TASK TO COMPLETE.
Quote the lines between the one holding "577, 424, 589]" and the one holding "526, 910, 537]", both included, with no changes.

Lines taken from a collection
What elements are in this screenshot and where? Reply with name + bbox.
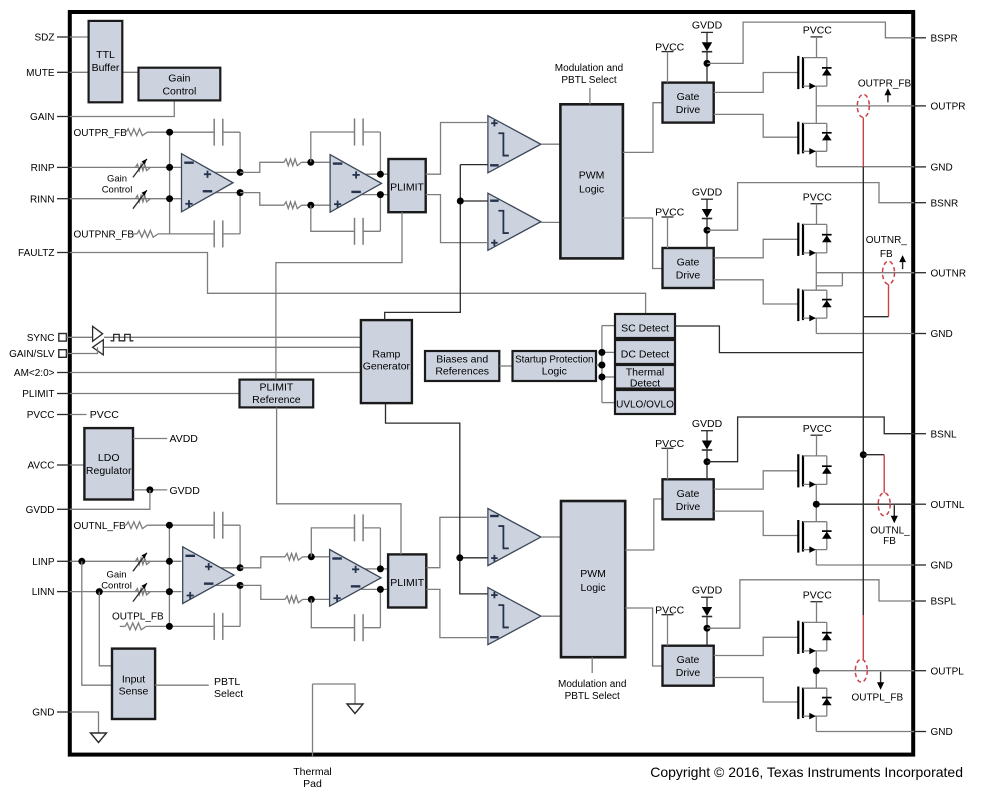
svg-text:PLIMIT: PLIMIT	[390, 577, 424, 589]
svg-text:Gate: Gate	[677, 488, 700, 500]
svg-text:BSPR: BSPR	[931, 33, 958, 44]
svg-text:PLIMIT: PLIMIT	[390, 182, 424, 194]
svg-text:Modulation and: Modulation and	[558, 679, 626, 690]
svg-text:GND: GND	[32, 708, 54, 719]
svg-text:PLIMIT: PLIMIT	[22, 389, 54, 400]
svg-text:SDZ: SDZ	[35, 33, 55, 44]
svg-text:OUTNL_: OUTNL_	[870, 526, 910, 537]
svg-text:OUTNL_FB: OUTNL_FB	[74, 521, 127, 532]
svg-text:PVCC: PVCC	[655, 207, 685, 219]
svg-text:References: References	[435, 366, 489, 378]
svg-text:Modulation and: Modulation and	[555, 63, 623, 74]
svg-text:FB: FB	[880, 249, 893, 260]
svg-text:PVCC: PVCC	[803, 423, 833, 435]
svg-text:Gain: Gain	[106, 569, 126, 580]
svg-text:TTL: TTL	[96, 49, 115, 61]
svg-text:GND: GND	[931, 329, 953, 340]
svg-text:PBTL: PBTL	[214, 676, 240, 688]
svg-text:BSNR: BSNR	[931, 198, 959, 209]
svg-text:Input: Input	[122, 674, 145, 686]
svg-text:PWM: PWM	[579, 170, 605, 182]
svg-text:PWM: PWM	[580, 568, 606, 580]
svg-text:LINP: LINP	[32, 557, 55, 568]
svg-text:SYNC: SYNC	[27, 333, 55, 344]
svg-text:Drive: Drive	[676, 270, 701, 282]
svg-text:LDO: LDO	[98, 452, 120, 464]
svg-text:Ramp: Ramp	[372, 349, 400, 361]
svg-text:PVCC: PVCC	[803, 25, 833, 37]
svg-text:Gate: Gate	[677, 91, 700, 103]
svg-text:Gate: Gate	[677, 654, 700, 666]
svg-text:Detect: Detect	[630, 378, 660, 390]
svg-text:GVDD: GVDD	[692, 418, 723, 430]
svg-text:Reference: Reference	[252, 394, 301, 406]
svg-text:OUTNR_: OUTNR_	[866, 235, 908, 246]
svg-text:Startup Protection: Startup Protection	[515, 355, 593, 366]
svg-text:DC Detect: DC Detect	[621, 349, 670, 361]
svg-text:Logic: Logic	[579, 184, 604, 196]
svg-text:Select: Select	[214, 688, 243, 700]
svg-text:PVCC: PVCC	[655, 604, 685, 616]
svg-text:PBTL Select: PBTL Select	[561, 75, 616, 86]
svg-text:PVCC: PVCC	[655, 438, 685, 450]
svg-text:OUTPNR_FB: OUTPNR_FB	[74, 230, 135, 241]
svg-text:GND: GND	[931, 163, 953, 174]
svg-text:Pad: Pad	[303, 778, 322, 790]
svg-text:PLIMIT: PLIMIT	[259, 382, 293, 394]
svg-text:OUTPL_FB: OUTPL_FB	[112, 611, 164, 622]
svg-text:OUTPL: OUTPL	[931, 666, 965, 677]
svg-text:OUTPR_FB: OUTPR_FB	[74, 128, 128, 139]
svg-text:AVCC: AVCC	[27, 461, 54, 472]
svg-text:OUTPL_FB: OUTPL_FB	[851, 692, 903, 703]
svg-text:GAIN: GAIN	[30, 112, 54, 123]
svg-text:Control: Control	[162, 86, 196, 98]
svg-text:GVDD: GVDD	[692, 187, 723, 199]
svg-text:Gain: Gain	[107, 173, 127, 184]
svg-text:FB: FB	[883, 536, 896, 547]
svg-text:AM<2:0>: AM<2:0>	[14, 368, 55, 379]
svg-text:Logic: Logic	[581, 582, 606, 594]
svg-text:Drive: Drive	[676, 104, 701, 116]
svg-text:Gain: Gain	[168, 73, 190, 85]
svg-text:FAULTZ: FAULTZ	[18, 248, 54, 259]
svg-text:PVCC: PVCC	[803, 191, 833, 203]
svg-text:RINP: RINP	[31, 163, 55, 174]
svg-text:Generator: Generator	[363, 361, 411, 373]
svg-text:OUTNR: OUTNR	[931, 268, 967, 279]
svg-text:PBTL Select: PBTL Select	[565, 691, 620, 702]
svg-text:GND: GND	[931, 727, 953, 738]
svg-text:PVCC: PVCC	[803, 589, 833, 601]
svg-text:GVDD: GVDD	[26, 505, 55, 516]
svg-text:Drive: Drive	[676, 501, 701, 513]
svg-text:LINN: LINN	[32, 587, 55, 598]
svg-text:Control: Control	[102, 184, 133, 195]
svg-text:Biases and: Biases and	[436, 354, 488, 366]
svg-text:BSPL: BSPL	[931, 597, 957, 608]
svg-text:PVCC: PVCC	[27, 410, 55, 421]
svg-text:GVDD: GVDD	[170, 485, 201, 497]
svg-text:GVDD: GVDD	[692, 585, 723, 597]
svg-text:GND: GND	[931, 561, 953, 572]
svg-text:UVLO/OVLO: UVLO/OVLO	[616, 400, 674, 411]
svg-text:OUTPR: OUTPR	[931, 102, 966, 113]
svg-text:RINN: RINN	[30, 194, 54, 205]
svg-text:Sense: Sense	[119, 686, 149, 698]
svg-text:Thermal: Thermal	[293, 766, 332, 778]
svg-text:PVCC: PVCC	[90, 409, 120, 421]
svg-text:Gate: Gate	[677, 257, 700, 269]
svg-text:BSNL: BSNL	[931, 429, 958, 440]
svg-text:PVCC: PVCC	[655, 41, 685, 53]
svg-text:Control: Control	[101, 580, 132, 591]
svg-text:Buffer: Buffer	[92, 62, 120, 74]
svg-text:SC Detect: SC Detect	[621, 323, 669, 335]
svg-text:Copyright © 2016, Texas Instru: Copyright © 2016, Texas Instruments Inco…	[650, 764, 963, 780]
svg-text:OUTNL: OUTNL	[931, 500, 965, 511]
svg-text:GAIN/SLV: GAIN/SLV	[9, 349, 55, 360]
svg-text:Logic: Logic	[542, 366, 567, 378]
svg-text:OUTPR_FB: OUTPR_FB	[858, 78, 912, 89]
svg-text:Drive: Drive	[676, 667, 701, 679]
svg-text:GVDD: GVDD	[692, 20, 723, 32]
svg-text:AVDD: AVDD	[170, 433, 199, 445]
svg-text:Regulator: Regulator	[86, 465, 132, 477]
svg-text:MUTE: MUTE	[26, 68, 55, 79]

EXPECTED ANSWER.
svg-text:PLIMIT: PLIMIT	[390, 577, 424, 589]
svg-text:Gate: Gate	[677, 488, 700, 500]
svg-text:BSPR: BSPR	[931, 33, 958, 44]
svg-text:PLIMIT: PLIMIT	[390, 182, 424, 194]
svg-text:Modulation and: Modulation and	[558, 679, 626, 690]
svg-text:GND: GND	[32, 708, 54, 719]
svg-text:PLIMIT: PLIMIT	[22, 389, 54, 400]
svg-text:SDZ: SDZ	[35, 33, 55, 44]
svg-text:OUTNL_: OUTNL_	[870, 526, 910, 537]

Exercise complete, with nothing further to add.